### Task objective
Without copying any picture, return all lines below exactly.

### Available records
※ ※ ※

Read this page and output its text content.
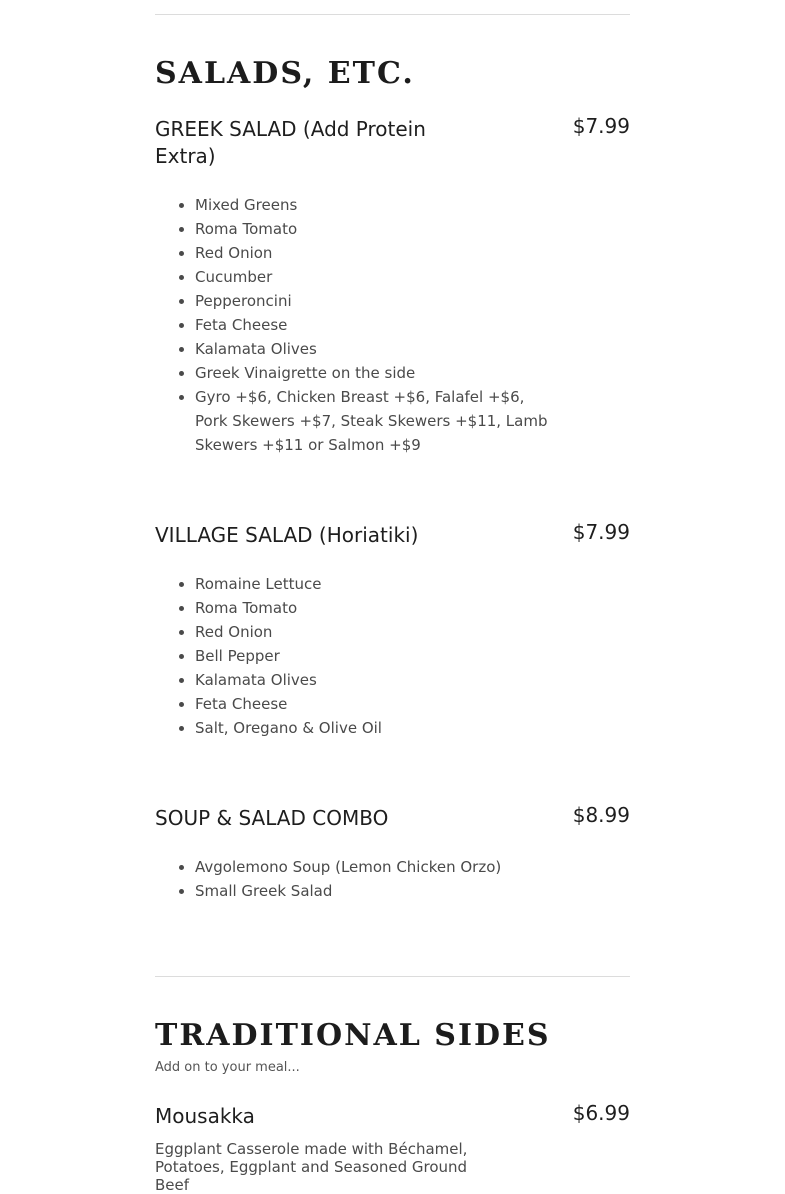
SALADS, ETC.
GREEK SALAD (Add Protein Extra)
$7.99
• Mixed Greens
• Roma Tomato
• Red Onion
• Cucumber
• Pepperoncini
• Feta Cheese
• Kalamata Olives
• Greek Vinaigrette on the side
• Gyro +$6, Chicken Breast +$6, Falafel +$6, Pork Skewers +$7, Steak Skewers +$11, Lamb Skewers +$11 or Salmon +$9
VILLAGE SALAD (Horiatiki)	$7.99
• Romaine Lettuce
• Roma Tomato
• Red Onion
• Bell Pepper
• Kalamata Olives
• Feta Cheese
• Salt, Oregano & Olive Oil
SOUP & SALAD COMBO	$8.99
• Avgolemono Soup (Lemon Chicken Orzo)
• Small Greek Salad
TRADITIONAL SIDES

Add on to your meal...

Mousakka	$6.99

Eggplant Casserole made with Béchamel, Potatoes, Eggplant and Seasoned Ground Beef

※ ※ ※

### Response area
Read this page and output its text content.
SALADS, ETC.
GREEK SALAD (Add Protein Extra)
$7.99
• Mixed Greens
• Roma Tomato
• Red Onion
• Cucumber
• Pepperoncini
• Feta Cheese
• Kalamata Olives
• Greek Vinaigrette on the side
• Gyro +$6, Chicken Breast +$6, Falafel +$6, Pork Skewers +$7, Steak Skewers +$11, Lamb Skewers +$11 or Salmon +$9
VILLAGE SALAD (Horiatiki)	$7.99
• Romaine Lettuce
• Roma Tomato
• Red Onion
• Bell Pepper
• Kalamata Olives
• Feta Cheese
• Salt, Oregano & Olive Oil
SOUP & SALAD COMBO	$8.99
• Avgolemono Soup (Lemon Chicken Orzo)
• Small Greek Salad
TRADITIONAL SIDES

Add on to your meal...

Mousakka	$6.99

Eggplant Casserole made with Béchamel, Potatoes, Eggplant and Seasoned Ground Beef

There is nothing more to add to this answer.